_AIM_
Scan the entries for the string "bottom" and give the number of lines that have it, nothing further.

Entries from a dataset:
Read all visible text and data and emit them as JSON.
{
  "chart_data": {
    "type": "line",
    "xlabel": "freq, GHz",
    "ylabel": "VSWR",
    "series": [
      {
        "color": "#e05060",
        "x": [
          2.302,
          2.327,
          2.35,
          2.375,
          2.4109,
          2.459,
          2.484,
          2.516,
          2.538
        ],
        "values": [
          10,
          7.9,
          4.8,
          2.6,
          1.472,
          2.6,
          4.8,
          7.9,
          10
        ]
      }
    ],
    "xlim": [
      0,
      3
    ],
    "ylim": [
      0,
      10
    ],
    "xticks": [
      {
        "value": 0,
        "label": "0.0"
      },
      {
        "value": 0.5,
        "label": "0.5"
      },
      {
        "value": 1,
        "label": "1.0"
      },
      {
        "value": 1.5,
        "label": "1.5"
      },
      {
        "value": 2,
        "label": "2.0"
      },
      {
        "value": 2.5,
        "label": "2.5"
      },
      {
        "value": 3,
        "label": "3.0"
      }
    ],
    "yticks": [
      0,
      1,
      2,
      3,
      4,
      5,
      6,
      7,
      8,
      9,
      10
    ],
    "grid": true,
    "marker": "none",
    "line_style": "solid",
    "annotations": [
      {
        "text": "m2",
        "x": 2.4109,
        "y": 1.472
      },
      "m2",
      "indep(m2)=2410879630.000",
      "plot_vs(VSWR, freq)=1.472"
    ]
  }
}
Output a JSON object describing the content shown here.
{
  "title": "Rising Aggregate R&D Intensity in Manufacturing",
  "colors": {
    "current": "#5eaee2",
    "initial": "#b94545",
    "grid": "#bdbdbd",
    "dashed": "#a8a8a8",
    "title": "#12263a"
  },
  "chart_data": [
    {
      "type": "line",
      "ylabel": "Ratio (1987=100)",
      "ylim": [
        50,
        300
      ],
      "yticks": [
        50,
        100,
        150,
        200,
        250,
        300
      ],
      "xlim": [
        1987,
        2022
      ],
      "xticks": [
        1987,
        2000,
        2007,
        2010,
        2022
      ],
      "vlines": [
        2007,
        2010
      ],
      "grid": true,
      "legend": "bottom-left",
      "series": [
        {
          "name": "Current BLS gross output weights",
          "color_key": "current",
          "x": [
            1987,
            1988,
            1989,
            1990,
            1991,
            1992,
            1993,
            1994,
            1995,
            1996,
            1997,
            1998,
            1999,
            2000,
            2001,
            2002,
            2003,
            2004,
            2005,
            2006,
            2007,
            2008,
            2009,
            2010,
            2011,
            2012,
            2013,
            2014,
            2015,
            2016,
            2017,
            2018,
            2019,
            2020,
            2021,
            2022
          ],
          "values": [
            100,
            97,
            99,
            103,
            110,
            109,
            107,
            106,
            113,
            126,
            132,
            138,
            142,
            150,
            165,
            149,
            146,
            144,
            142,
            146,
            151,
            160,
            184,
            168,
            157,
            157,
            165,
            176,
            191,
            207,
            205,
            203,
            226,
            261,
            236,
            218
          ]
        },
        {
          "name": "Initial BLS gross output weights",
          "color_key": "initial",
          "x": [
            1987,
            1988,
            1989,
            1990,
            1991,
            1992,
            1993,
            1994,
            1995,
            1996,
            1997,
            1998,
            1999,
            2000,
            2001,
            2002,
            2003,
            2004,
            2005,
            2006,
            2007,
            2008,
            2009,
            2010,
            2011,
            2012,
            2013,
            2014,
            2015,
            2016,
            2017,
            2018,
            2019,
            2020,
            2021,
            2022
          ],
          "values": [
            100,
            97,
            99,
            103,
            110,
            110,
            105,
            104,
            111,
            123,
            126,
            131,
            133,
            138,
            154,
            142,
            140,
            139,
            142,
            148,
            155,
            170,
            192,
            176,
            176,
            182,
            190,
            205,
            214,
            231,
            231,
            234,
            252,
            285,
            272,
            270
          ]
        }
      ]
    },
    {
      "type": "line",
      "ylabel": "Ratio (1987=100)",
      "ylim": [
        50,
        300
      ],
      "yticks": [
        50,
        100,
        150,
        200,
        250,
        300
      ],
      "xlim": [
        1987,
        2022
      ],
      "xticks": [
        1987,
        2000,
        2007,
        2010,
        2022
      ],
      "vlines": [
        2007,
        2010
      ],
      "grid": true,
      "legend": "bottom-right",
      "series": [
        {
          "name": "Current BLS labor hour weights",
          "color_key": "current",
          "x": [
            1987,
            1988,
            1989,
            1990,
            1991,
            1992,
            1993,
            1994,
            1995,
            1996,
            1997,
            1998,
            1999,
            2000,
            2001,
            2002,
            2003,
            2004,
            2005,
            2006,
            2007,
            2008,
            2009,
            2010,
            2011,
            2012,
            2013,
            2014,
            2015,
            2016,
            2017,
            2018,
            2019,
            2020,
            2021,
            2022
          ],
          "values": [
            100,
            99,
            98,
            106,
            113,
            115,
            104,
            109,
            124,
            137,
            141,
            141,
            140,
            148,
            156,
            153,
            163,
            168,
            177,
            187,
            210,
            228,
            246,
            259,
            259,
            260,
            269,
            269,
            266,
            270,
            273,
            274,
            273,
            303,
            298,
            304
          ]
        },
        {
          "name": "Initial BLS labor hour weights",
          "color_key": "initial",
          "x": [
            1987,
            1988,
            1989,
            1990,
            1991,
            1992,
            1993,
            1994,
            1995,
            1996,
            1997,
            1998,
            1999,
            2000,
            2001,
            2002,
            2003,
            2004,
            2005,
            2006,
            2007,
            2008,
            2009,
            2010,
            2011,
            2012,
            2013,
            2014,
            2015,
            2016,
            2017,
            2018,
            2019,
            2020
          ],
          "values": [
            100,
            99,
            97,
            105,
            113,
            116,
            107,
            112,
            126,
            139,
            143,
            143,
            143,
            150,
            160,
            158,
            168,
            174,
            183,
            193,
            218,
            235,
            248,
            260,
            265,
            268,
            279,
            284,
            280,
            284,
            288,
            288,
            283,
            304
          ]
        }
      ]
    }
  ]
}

_EXERCISE ANSWER_
2